§ **Problem requirements**:
Take the data below and repeat it exactly.

§ **Data entries**:
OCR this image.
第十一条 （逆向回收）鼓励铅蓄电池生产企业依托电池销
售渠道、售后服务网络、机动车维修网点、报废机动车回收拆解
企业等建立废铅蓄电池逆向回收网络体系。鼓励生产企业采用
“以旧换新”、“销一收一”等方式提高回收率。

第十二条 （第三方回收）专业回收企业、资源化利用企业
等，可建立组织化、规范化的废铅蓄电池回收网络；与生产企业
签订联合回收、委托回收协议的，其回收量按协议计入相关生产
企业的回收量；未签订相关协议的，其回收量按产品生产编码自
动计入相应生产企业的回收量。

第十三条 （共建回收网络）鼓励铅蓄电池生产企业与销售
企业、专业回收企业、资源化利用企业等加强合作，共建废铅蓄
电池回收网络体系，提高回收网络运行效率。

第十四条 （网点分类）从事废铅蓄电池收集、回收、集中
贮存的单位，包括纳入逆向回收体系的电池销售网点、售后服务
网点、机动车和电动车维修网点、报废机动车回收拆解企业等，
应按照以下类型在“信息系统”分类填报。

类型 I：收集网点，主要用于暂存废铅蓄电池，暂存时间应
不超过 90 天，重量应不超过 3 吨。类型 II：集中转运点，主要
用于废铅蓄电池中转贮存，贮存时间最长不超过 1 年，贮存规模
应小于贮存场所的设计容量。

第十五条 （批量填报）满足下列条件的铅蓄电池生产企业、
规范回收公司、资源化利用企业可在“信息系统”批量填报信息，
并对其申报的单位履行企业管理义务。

§ **Solution for this problem**:
OCR this image.
第十一条 （逆向回收）鼓励铅蓄电池生产企业依托电池销
售渠道、售后服务网络、机动车维修网点、报废机动车回收拆解
企业等建立废铅蓄电池逆向回收网络体系。鼓励生产企业采用
“以旧换新”、“销一收一”等方式提高回收率。

第十二条 （第三方回收）专业回收企业、资源化利用企业
等，可建立组织化、规范化的废铅蓄电池回收网络；与生产企业
签订联合回收、委托回收协议的，其回收量按协议计入相关生产
企业的回收量；未签订相关协议的，其回收量按产品生产编码自
动计入相应生产企业的回收量。

第十三条 （共建回收网络）鼓励铅蓄电池生产企业与销售
企业、专业回收企业、资源化利用企业等加强合作，共建废铅蓄
电池回收网络体系，提高回收网络运行效率。

第十四条 （网点分类）从事废铅蓄电池收集、回收、集中
贮存的单位，包括纳入逆向回收体系的电池销售网点、售后服务
网点、机动车和电动车维修网点、报废机动车回收拆解企业等，
应按照以下类型在“信息系统”分类填报。

类型 I：收集网点，主要用于暂存废铅蓄电池，暂存时间应
不超过 90 天，重量应不超过 3 吨。类型 II：集中转运点，主要
用于废铅蓄电池中转贮存，贮存时间最长不超过 1 年，贮存规模
应小于贮存场所的设计容量。

第十五条 （批量填报）满足下列条件的铅蓄电池生产企业、
规范回收公司、资源化利用企业可在“信息系统”批量填报信息，
并对其申报的单位履行企业管理义务。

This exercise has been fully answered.